> **STORED RECORDS**:
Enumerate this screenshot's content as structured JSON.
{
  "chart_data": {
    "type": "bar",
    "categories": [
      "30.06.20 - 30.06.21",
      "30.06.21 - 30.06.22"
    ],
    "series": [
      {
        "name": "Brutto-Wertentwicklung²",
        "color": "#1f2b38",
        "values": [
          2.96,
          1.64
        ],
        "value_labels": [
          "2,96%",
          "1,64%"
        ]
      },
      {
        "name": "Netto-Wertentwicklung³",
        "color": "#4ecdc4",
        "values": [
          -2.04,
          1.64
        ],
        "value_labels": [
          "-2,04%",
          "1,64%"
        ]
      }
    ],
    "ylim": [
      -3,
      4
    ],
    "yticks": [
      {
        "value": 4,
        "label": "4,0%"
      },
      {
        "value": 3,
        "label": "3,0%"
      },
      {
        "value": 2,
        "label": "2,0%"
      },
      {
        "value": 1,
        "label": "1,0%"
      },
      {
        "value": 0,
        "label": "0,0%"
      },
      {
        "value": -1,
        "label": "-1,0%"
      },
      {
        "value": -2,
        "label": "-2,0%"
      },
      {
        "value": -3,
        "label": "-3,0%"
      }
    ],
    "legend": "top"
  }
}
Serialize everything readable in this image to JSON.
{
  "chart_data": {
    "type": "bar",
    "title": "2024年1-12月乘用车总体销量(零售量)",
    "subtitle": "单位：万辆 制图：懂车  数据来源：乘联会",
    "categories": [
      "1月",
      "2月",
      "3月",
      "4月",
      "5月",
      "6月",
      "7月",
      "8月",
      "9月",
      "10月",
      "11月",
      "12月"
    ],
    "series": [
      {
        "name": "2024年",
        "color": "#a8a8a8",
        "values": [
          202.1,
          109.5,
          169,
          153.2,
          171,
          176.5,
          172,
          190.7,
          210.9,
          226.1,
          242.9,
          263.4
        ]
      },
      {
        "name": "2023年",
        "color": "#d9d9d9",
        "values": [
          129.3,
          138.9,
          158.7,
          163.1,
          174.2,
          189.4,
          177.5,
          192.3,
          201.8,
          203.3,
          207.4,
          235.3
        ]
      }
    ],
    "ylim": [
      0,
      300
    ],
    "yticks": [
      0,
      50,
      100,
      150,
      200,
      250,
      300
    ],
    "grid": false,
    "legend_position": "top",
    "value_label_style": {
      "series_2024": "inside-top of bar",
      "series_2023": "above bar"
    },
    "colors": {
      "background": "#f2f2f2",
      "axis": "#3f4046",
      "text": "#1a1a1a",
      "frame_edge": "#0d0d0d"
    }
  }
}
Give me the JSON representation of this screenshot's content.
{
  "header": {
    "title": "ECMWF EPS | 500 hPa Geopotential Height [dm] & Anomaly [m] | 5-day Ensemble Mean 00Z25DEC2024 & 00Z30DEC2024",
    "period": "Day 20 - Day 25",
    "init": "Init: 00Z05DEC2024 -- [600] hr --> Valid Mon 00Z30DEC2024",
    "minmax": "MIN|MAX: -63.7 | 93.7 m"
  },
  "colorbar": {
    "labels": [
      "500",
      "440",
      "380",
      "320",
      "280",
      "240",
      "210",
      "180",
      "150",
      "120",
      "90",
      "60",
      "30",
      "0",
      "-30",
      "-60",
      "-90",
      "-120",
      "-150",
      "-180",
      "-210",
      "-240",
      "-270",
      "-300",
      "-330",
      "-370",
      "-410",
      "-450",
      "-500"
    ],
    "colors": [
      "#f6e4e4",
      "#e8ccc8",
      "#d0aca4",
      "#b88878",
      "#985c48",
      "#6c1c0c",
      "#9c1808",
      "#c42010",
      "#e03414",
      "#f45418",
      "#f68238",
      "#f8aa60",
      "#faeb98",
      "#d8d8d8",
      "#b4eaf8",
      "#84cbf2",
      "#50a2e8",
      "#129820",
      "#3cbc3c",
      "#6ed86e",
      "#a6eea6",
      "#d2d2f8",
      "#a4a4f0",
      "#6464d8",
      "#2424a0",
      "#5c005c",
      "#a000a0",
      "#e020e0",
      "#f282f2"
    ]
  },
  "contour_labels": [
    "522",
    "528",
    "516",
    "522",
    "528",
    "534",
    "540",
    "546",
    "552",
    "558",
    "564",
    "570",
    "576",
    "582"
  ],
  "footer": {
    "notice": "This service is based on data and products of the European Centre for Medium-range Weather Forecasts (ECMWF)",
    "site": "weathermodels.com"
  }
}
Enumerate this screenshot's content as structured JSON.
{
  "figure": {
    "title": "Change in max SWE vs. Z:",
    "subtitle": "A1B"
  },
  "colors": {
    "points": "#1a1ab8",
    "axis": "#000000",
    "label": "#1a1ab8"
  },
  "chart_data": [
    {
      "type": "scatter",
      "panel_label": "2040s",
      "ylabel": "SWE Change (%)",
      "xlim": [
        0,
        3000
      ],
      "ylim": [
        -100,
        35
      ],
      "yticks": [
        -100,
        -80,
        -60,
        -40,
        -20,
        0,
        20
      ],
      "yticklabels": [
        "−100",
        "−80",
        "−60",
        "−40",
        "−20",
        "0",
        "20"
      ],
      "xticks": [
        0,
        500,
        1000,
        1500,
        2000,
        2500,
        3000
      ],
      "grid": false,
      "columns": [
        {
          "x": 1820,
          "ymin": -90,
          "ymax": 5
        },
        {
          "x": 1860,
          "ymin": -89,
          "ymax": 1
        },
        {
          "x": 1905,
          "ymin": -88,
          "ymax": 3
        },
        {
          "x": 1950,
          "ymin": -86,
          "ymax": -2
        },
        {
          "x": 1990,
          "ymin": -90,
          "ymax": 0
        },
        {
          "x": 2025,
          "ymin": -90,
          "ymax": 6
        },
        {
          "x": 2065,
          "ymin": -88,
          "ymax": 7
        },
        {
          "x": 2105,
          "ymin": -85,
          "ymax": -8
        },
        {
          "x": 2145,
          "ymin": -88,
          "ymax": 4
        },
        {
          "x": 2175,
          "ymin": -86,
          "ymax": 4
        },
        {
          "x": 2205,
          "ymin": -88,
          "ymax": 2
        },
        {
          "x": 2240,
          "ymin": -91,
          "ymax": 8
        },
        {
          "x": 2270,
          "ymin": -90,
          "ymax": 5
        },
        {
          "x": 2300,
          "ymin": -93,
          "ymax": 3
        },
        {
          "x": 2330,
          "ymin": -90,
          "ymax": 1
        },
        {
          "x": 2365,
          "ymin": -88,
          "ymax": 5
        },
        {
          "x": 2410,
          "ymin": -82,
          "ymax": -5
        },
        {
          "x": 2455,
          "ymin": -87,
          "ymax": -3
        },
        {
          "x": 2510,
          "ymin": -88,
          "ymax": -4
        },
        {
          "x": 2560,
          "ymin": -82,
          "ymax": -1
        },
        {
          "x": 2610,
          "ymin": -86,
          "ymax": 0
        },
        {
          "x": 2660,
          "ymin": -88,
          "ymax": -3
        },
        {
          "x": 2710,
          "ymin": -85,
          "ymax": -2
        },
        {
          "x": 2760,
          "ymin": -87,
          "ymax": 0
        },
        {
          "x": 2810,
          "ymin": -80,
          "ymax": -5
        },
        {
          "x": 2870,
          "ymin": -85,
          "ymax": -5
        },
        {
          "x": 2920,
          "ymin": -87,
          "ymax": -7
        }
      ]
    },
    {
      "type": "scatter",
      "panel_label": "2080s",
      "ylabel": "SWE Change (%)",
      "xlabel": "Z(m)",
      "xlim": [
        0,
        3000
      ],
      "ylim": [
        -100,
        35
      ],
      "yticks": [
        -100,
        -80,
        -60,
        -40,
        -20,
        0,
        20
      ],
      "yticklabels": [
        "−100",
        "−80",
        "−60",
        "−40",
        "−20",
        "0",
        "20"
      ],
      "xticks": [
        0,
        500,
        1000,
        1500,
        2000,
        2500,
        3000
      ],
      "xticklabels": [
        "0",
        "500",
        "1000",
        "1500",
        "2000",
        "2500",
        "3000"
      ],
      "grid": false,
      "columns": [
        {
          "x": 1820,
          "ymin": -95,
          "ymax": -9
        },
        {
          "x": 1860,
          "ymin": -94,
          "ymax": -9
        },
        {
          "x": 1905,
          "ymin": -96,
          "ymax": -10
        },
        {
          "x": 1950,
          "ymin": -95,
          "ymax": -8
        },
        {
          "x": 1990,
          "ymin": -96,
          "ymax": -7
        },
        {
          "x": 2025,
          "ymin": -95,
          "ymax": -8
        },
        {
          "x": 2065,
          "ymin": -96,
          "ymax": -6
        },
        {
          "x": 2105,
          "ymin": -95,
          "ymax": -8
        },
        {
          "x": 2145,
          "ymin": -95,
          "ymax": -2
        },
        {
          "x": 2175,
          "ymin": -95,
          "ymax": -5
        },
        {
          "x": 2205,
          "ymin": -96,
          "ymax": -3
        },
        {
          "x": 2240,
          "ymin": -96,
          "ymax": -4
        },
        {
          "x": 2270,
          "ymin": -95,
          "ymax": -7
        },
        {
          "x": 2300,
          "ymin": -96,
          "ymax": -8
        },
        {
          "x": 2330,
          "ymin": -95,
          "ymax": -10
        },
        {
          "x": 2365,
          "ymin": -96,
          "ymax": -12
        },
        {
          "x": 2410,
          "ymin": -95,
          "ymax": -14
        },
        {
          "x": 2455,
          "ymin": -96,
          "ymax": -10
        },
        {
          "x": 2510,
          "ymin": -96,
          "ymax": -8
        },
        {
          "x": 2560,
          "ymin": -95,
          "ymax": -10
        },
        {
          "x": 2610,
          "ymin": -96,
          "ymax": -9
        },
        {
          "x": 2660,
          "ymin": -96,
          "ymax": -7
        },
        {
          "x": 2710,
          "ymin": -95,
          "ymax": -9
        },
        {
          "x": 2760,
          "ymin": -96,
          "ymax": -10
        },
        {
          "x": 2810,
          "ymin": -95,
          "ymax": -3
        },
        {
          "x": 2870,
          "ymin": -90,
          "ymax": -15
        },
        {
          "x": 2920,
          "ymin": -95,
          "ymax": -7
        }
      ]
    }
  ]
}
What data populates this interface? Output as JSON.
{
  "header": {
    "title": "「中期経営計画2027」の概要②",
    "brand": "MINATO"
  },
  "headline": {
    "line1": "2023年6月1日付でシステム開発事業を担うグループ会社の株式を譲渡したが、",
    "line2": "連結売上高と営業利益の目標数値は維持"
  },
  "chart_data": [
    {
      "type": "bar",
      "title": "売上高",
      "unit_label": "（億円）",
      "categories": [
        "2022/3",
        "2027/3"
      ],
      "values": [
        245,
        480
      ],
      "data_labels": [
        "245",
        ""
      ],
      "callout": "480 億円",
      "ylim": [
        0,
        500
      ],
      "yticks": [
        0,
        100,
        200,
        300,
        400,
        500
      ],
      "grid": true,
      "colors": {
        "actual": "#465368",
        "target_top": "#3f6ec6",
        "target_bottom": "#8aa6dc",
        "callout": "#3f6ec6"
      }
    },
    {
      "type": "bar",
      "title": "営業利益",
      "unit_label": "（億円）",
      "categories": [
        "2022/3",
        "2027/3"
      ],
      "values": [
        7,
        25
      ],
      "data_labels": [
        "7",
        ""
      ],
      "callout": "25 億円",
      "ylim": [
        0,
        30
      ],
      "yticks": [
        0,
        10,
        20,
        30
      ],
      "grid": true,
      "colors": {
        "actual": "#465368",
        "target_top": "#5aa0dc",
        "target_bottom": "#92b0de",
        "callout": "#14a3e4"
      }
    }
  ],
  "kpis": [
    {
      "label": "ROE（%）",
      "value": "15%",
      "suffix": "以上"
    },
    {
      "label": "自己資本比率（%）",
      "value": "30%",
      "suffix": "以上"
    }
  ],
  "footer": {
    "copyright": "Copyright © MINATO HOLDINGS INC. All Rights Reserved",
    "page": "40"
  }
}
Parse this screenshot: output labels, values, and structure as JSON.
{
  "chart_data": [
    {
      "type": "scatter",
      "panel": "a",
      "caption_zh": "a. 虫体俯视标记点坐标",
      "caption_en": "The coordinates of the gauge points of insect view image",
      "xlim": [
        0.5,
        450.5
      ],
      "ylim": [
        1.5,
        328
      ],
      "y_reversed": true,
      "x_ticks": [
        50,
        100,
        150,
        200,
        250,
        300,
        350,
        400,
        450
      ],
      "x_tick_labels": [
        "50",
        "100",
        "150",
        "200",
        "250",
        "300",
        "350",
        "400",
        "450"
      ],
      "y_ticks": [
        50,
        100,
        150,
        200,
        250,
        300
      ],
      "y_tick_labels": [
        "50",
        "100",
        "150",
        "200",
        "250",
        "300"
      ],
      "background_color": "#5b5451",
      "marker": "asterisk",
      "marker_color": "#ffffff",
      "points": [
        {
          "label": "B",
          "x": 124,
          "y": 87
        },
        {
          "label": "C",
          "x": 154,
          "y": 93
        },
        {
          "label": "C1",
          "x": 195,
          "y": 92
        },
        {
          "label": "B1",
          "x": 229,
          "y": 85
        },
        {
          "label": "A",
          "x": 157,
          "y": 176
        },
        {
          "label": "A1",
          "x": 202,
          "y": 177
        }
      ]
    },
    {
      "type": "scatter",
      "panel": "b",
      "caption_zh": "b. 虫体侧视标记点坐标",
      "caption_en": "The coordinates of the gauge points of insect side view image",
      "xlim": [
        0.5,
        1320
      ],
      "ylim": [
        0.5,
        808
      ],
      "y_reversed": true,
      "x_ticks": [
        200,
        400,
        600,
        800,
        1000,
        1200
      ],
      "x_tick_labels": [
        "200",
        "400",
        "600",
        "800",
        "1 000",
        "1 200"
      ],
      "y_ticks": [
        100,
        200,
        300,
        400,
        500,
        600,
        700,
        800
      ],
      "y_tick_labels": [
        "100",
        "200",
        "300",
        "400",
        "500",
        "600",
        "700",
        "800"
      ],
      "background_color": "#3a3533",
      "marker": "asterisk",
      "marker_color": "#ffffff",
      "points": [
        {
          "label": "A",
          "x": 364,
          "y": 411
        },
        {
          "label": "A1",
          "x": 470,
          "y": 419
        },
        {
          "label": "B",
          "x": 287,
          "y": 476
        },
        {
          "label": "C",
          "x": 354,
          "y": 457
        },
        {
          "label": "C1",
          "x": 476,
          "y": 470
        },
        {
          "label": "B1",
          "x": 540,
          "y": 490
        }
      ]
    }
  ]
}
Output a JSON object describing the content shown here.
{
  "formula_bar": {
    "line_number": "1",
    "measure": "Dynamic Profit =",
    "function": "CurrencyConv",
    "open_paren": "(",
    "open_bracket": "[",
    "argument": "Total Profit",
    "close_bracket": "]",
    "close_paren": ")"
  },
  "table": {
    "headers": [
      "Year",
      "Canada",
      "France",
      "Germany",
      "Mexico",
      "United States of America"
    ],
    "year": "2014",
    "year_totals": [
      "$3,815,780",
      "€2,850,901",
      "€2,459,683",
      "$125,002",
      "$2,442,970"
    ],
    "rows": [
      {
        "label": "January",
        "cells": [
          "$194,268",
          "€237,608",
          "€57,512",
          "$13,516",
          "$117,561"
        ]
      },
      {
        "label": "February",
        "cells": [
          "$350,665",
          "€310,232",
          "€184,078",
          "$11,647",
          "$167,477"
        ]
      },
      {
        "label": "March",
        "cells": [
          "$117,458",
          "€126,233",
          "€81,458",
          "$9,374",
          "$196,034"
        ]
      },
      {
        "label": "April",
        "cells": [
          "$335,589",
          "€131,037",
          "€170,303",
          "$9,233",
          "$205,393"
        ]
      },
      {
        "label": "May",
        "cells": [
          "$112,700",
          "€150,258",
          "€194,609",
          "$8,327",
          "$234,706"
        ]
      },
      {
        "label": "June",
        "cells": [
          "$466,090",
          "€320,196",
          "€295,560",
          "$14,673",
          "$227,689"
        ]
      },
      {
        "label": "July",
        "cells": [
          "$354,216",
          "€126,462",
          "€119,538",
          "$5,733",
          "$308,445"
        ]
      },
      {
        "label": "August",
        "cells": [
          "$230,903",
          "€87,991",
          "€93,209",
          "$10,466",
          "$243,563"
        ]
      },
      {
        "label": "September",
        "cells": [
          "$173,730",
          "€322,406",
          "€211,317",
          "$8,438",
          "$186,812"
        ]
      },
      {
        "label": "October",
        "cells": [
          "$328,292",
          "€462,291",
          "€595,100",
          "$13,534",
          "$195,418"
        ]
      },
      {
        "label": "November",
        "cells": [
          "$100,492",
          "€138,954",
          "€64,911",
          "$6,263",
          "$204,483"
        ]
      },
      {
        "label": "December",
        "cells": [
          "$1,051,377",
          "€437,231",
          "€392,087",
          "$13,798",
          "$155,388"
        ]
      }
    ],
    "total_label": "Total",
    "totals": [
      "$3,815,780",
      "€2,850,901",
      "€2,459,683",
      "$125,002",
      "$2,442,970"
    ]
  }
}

> **GIVEN PROBLEM**:
Pull out every line in the data above that has the word "screenshot".

> **EXPECTED ANSWER**:
Enumerate this screenshot's content as structured JSON.
Give me the JSON representation of this screenshot's content.
Enumerate this screenshot's content as structured JSON.
Parse this screenshot: output labels, values, and structure as JSON.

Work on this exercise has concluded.